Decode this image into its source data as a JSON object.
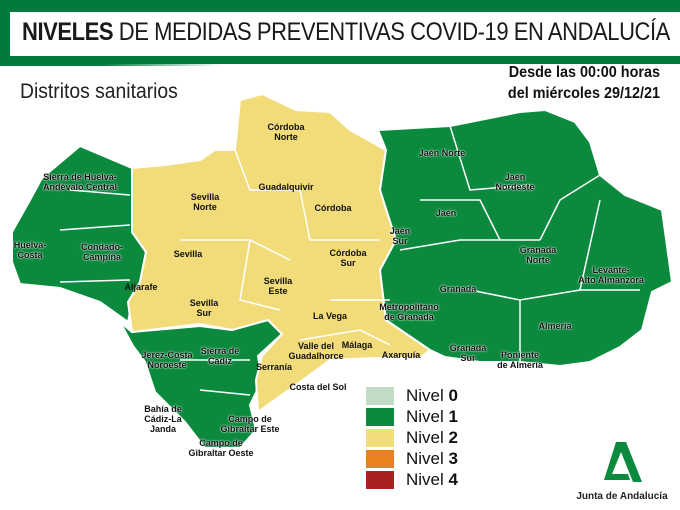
{
  "header": {
    "title_bold": "NIVELES",
    "title_rest": "DE MEDIDAS PREVENTIVAS COVID-19 EN ANDALUCÍA",
    "subtitle": "Distritos sanitarios",
    "date_line1": "Desde las 00:00 horas",
    "date_line2": "del miércoles 29/12/21"
  },
  "colors": {
    "brand": "#007a3d",
    "nivel_0": "#c3dcc6",
    "nivel_1": "#0b8a3e",
    "nivel_2": "#f2dc7a",
    "nivel_3": "#e8821a",
    "nivel_4": "#a82020"
  },
  "legend": [
    {
      "prefix": "Nivel",
      "level": "0"
    },
    {
      "prefix": "Nivel",
      "level": "1"
    },
    {
      "prefix": "Nivel",
      "level": "2"
    },
    {
      "prefix": "Nivel",
      "level": "3"
    },
    {
      "prefix": "Nivel",
      "level": "4"
    }
  ],
  "districts": [
    {
      "name": "Sierra de Huelva-\nAndévalo Central",
      "level": 1
    },
    {
      "name": "Huelva-\nCosta",
      "level": 1
    },
    {
      "name": "Condado-\nCampiña",
      "level": 1
    },
    {
      "name": "Sevilla\nNorte",
      "level": 2
    },
    {
      "name": "Sevilla",
      "level": 2
    },
    {
      "name": "Aljarafe",
      "level": 2
    },
    {
      "name": "Sevilla\nSur",
      "level": 2
    },
    {
      "name": "Sevilla\nEste",
      "level": 2
    },
    {
      "name": "Córdoba\nNorte",
      "level": 2
    },
    {
      "name": "Guadalquivir",
      "level": 2
    },
    {
      "name": "Córdoba",
      "level": 2
    },
    {
      "name": "Córdoba\nSur",
      "level": 2
    },
    {
      "name": "La Vega",
      "level": 2
    },
    {
      "name": "Valle del\nGuadalhorce",
      "level": 2
    },
    {
      "name": "Málaga",
      "level": 2
    },
    {
      "name": "Axarquía",
      "level": 2
    },
    {
      "name": "Serranía",
      "level": 2
    },
    {
      "name": "Costa del Sol",
      "level": 2
    },
    {
      "name": "Jerez-Costa\nNoroeste",
      "level": 1
    },
    {
      "name": "Sierra de\nCádiz",
      "level": 1
    },
    {
      "name": "Bahía de\nCádiz-La\nJanda",
      "level": 1
    },
    {
      "name": "Campo de\nGibraltar Este",
      "level": 1
    },
    {
      "name": "Campo de\nGibraltar Oeste",
      "level": 1
    },
    {
      "name": "Jaén Norte",
      "level": 1
    },
    {
      "name": "Jaén\nNordeste",
      "level": 1
    },
    {
      "name": "Jaén",
      "level": 1
    },
    {
      "name": "Jaén\nSur",
      "level": 1
    },
    {
      "name": "Granada\nNorte",
      "level": 1
    },
    {
      "name": "Granada",
      "level": 1
    },
    {
      "name": "Metropolitano\nde Granada",
      "level": 1
    },
    {
      "name": "Levante-\nAlto Almanzora",
      "level": 1
    },
    {
      "name": "Almería",
      "level": 1
    },
    {
      "name": "Granada\nSur",
      "level": 1
    },
    {
      "name": "Poniente\nde Almería",
      "level": 1
    }
  ],
  "logo": {
    "text": "Junta de Andalucía"
  }
}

################

* [Written exercise]
Gather each line of the records holding the string "nGibraltar".

* [Task response]
      "name": "Campo de\nGibraltar Este",
      "name": "Campo de\nGibraltar Oeste",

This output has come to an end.